- **WHAT IS EXPECTED**: Copy the entries below word for word, starting at the first line of the entries and ending after the line containing "sql-panel-title: SQL累计:: [71, 619, 127, 634]".
'''
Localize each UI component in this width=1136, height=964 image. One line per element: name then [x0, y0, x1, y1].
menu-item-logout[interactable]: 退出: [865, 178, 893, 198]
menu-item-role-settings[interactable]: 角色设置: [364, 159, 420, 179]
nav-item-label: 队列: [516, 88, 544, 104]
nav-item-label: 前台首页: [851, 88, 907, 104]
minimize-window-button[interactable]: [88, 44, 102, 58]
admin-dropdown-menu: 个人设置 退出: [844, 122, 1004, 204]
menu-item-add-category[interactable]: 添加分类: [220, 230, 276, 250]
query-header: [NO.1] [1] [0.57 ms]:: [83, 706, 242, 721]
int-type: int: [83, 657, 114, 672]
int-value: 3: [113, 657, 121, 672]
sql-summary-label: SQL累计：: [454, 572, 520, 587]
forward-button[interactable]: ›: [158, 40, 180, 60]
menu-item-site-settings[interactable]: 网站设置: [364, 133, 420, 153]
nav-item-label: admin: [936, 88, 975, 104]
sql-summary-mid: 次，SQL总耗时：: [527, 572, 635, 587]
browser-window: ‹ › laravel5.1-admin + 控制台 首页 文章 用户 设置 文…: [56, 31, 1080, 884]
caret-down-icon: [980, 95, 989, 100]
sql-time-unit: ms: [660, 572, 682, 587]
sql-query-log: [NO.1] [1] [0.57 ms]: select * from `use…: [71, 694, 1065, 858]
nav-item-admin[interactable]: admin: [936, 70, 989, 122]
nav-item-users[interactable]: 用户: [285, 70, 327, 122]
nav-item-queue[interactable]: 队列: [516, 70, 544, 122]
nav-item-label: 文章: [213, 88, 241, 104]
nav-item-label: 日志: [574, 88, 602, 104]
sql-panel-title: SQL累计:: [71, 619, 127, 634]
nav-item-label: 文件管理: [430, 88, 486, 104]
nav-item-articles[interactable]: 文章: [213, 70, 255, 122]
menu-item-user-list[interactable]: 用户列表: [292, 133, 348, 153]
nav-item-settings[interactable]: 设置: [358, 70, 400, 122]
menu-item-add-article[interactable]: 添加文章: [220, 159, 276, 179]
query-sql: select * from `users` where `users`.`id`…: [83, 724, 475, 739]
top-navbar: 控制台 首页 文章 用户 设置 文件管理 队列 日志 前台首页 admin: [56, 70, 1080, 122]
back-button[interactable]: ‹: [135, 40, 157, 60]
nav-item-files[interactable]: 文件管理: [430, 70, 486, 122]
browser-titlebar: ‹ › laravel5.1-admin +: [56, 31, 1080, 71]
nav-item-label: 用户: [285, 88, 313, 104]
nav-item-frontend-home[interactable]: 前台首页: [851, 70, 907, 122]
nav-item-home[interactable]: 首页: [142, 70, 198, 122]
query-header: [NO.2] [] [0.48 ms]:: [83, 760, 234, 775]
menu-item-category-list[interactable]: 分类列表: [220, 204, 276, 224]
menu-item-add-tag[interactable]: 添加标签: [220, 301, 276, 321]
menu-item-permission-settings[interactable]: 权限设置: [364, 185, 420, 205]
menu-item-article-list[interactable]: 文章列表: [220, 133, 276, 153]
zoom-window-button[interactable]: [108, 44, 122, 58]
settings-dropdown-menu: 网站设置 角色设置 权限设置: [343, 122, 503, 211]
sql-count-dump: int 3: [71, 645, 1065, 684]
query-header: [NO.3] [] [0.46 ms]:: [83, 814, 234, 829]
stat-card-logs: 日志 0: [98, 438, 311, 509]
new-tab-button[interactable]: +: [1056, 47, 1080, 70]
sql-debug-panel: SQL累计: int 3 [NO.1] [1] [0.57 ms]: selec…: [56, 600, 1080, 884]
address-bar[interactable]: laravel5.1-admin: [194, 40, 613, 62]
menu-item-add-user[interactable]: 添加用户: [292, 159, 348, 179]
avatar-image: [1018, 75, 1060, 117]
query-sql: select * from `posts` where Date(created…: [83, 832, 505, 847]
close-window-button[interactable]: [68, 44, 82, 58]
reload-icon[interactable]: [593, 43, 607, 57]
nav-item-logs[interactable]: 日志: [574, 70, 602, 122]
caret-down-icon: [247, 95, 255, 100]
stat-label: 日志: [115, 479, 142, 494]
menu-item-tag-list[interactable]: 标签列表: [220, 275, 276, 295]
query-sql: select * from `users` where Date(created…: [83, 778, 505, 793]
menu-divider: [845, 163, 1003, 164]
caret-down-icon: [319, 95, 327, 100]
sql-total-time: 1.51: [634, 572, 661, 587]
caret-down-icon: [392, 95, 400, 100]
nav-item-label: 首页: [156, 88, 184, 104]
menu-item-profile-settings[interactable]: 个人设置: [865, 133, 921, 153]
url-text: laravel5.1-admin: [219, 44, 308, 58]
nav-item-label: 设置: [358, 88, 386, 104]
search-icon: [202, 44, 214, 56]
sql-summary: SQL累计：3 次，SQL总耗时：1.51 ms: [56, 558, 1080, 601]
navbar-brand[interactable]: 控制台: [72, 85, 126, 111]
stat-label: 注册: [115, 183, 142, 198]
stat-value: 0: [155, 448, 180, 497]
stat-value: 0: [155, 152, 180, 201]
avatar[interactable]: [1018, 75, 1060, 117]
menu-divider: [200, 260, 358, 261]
'''
- **SOLUTION FOR THIS TASK**:
Localize each UI component in this width=1136, height=964 image. One line per element: name then [x0, y0, x1, y1].
menu-item-logout[interactable]: 退出: [865, 178, 893, 198]
menu-item-role-settings[interactable]: 角色设置: [364, 159, 420, 179]
nav-item-label: 队列: [516, 88, 544, 104]
nav-item-label: 前台首页: [851, 88, 907, 104]
minimize-window-button[interactable]: [88, 44, 102, 58]
admin-dropdown-menu: 个人设置 退出: [844, 122, 1004, 204]
menu-item-add-category[interactable]: 添加分类: [220, 230, 276, 250]
query-header: [NO.1] [1] [0.57 ms]:: [83, 706, 242, 721]
int-type: int: [83, 657, 114, 672]
int-value: 3: [113, 657, 121, 672]
sql-summary-label: SQL累计：: [454, 572, 520, 587]
forward-button[interactable]: ›: [158, 40, 180, 60]
menu-item-site-settings[interactable]: 网站设置: [364, 133, 420, 153]
nav-item-label: admin: [936, 88, 975, 104]
sql-summary-mid: 次，SQL总耗时：: [527, 572, 635, 587]
browser-window: ‹ › laravel5.1-admin + 控制台 首页 文章 用户 设置 文…: [56, 31, 1080, 884]
caret-down-icon: [980, 95, 989, 100]
sql-time-unit: ms: [660, 572, 682, 587]
sql-query-log: [NO.1] [1] [0.57 ms]: select * from `use…: [71, 694, 1065, 858]
nav-item-admin[interactable]: admin: [936, 70, 989, 122]
nav-item-users[interactable]: 用户: [285, 70, 327, 122]
nav-item-queue[interactable]: 队列: [516, 70, 544, 122]
nav-item-label: 文章: [213, 88, 241, 104]
nav-item-label: 日志: [574, 88, 602, 104]
sql-panel-title: SQL累计:: [71, 619, 127, 634]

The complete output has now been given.